__RECORDS SHOWN__:
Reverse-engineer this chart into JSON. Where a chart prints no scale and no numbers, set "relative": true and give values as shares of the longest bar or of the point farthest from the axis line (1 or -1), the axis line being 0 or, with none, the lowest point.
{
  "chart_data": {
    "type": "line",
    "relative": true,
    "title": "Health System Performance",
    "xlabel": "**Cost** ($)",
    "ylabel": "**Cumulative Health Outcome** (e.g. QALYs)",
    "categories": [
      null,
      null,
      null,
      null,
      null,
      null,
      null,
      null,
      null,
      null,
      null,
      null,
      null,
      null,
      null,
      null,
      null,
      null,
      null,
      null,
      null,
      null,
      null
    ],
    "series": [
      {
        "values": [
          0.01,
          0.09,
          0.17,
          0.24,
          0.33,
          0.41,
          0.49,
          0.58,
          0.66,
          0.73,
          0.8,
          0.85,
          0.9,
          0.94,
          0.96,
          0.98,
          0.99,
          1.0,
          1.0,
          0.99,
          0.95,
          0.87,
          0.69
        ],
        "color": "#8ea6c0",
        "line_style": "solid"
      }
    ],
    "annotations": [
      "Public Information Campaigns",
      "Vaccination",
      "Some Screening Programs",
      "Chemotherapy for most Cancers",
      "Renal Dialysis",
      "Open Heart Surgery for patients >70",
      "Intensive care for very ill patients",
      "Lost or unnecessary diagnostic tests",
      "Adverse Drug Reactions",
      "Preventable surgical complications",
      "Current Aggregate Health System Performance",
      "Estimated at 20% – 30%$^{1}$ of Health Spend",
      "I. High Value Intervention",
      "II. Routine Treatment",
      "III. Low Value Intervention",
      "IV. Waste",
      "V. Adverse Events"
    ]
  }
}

__DIRECTIONS__: Produce an exact copy of the entries above.

__PROBLEM SOLUTION__:
Reverse-engineer this chart into JSON. Where a chart prints no scale and no numbers, set "relative": true and give values as shares of the longest bar or of the point farthest from the axis line (1 or -1), the axis line being 0 or, with none, the lowest point.
{
  "chart_data": {
    "type": "line",
    "relative": true,
    "title": "Health System Performance",
    "xlabel": "**Cost** ($)",
    "ylabel": "**Cumulative Health Outcome** (e.g. QALYs)",
    "categories": [
      null,
      null,
      null,
      null,
      null,
      null,
      null,
      null,
      null,
      null,
      null,
      null,
      null,
      null,
      null,
      null,
      null,
      null,
      null,
      null,
      null,
      null,
      null
    ],
    "series": [
      {
        "values": [
          0.01,
          0.09,
          0.17,
          0.24,
          0.33,
          0.41,
          0.49,
          0.58,
          0.66,
          0.73,
          0.8,
          0.85,
          0.9,
          0.94,
          0.96,
          0.98,
          0.99,
          1.0,
          1.0,
          0.99,
          0.95,
          0.87,
          0.69
        ],
        "color": "#8ea6c0",
        "line_style": "solid"
      }
    ],
    "annotations": [
      "Public Information Campaigns",
      "Vaccination",
      "Some Screening Programs",
      "Chemotherapy for most Cancers",
      "Renal Dialysis",
      "Open Heart Surgery for patients >70",
      "Intensive care for very ill patients",
      "Lost or unnecessary diagnostic tests",
      "Adverse Drug Reactions",
      "Preventable surgical complications",
      "Current Aggregate Health System Performance",
      "Estimated at 20% – 30%$^{1}$ of Health Spend",
      "I. High Value Intervention",
      "II. Routine Treatment",
      "III. Low Value Intervention",
      "IV. Waste",
      "V. Adverse Events"
    ]
  }
}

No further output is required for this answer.